§ TASKS
1. In the blog post about the start of the school holidays, at what time did the writer's oath not to shout end?
2. In order, list each thing Son 1's bath-time song in the school holidays post says he's got in his hands.
3. Carry on the school holidays post from its final line, keeping its voice.

§ TEXT EXTRACT
Seriously. I've just heard her say 'you're right in my ear, you bugger, you are humming in my ear, sorry, but I'm going to have to squash you, now where have you gone now? Ahhh yes.....'
So either it's a mosquito troubling her or she's taken up 'Polite Dominatrix Phone Line Sex Chat' - and I know which is most likely. And it's not the one that pays.
Actually, I'll pause now whilst I hear her shout 'BUT YOU'RE LOCAL!'.
No, it's defiantly a mosquito, the paper just came down, hard and fast. And the phone's still on the hook......
Anyway here we go folks - HAPPY HOLIDAYS! My kids broke up today and we now have 6+ week of sheer unadulterated fun FUN FUN!!
My oath not to shout and to enjoy every tiny moment of these precious days (which I do truly appreciate in case you have no sense of humour and think I don't actually realise the magic of these days) lasted until about 3.25pm (10 minutes after school was out) when I was heard to bellow 'what did I just say about not making big noises!? SHUT UP' down the corridor of the hospice - approximately 10 times louder than either of my children.
Anyway - this holidays - family tragedy and other such crap aside - if the strain of the kids doesn't get me, the poo talk will.
Let me just say NOW you can not comprehend the depth and breadth of poo talk unless you have ever held custody of a 5 year old boy child. Or possibly a girl (depending on whether they are into Hannah Montana or poo - I'll pause on making a judgement there.....).
If you don't 'get' just how all encompassing and random and just NUTS poo-talk is here is today's bath time, the songs mentioned are actually hymns. Hymns with bespoke lyrics:
Son 1 (singing in a lovely fashion): He's got the whole world in his hands, he's got the whole wide world in his hands, he's got the plants and the poo poos in his hands, he's got the whole poo poo in his hands.

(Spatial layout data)
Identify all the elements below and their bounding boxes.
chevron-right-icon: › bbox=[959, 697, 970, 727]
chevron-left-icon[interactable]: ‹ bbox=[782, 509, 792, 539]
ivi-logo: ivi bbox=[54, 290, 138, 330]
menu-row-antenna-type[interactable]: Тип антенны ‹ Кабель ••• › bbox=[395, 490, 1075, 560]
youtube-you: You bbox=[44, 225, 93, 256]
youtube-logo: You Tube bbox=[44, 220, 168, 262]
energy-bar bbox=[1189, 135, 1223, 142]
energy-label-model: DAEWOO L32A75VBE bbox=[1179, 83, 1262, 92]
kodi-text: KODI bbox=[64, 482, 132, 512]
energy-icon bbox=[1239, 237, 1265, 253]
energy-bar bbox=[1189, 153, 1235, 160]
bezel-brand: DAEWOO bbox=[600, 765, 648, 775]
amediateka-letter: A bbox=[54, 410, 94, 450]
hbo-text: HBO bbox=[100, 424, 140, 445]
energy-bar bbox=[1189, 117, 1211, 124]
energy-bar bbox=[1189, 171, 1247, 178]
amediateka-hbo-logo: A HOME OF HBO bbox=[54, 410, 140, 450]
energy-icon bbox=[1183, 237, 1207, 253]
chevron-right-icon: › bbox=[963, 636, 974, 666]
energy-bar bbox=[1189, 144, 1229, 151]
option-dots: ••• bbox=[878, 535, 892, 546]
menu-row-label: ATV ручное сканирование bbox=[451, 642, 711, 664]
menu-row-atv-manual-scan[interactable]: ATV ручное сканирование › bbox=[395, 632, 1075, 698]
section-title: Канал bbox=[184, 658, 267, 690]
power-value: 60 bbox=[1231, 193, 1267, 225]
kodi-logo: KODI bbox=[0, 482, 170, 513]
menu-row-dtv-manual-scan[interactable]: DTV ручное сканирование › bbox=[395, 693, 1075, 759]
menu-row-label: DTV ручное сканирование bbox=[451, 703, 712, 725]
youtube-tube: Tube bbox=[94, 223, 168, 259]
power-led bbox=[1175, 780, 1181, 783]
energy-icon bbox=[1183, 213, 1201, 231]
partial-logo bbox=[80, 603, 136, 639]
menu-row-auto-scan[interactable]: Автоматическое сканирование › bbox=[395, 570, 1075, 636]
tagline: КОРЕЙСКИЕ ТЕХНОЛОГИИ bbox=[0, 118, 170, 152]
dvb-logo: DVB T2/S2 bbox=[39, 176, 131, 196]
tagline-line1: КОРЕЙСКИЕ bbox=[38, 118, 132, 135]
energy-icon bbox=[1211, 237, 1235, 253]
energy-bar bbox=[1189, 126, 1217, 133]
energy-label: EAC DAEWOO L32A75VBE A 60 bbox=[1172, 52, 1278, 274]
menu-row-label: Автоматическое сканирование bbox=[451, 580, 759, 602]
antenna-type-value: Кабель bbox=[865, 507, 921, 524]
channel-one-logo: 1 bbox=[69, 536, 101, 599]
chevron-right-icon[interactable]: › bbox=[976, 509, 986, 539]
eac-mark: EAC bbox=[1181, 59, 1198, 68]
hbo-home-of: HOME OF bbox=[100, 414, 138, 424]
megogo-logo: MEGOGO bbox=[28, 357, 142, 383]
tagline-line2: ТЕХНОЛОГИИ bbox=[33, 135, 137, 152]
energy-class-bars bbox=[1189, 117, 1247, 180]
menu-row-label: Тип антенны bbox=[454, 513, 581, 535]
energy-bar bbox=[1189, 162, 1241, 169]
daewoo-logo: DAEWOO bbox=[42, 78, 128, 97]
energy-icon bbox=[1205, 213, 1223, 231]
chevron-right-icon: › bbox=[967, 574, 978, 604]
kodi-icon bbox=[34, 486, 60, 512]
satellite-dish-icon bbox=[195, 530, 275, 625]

§ PER-TASK OUTPUTS
1. About 3.25pm, ten minutes after school was out.

2.
- the whole world
- the whole wide world
- the plants and the poo poos
- the whole poo poo

3.
Son 2: HA HA HA HA HA.
Me: Deep exhale, what did I say about poo poo talk in front of grown ups?
Son 1: Carpenter carpenter make me a wee, that's the work or some poo poo far greater than me. Somebody greater than you and me, put the poo pants in the apple tree,the flowers in the earth and the poo in the sea, they're by somebody far greater than you or me.
Son 2: COCK A DOODLE POOO!!!!
Son 1: I can't stand the rain on my poo poo pain.
Me: And breath.
Son 1: We are climbing Jesus' ladder ladder, we are climbing Jesus bladder bladder, poo poo of the LORD.
Son 2: Who is the Lord?
Son 1: What?
Me: Who IS the Lord? In your song?
Son 2: LADY GA GA.
Me: Or dear LORD ABOVE, not this again.....
Son 1: Lady Ga Ga is ........................................... boobies.
Me: BATHTIME. NOW.
(10 minutes later as I try to extricate children from bath, by this time one glass of wine and 1 pint of cider later, under the distinct impression that parents get is wrong-diddly-wrong when they crack open the booze after bedtime - DO IT BEFORE - it's the secret to being able to get excited about 'The Great Big Little Red Train' for the 350th reading. NEVER will have the coupling-up of a load of logs to a wagon of old sofas sounded so utterly, endorphin fuelled, thrillingly FANTASTIC. It's like being back on that podium punching the air and thinking you can dance the world out of depression all over again - but with a little red steam train and a quaint sketch of a forest. Maybe).
Me: Right, out of the bath now (as I swing down the Thatcher's Old Rascal with the one hand not holding up a flannel, because this isn't my house and I can't find a towel).
Son 1: Mummy, if I'm going to get out the bath you need to know this very important thing.
Son 1: This icecream tub, with a lid (only the best bath toys for my children) contains my PRECIOUS water. NOBODY, especially not that toddler more than anything, must EVER DESTROY my precious water.
Me: Err, fine.
(Rustling of flannel and attempted drying of children ensues).
Son 1: MUMMMEEEEEE, the toddler's got my precious water!!!
Son 2 (who is NOT a toddler): This is WEE WEE!!!
Son 1: NOOOOOOOOOOOOO (and thus takes precious water and runs, yes RUNS, with a rapidly draining icecream tub of water through the upstairs floor of my mum's house).
Me: NOOOOOOOOOOOOOOOOOO (and thus pursues rapidly draining ice cream tub of precious water through upstairs of mum's house).
Son 2: That water is WEE WEE.
Me (under my breath): Jesus.
Son 1: Jesus CHRIST. If that toddler doesn't stop ANNOYING ME, I'll send him back from where he came from.
Me: I think I need to open another bottle.
Son 1: The water, water of life, Jesus gives us the wee wee of life......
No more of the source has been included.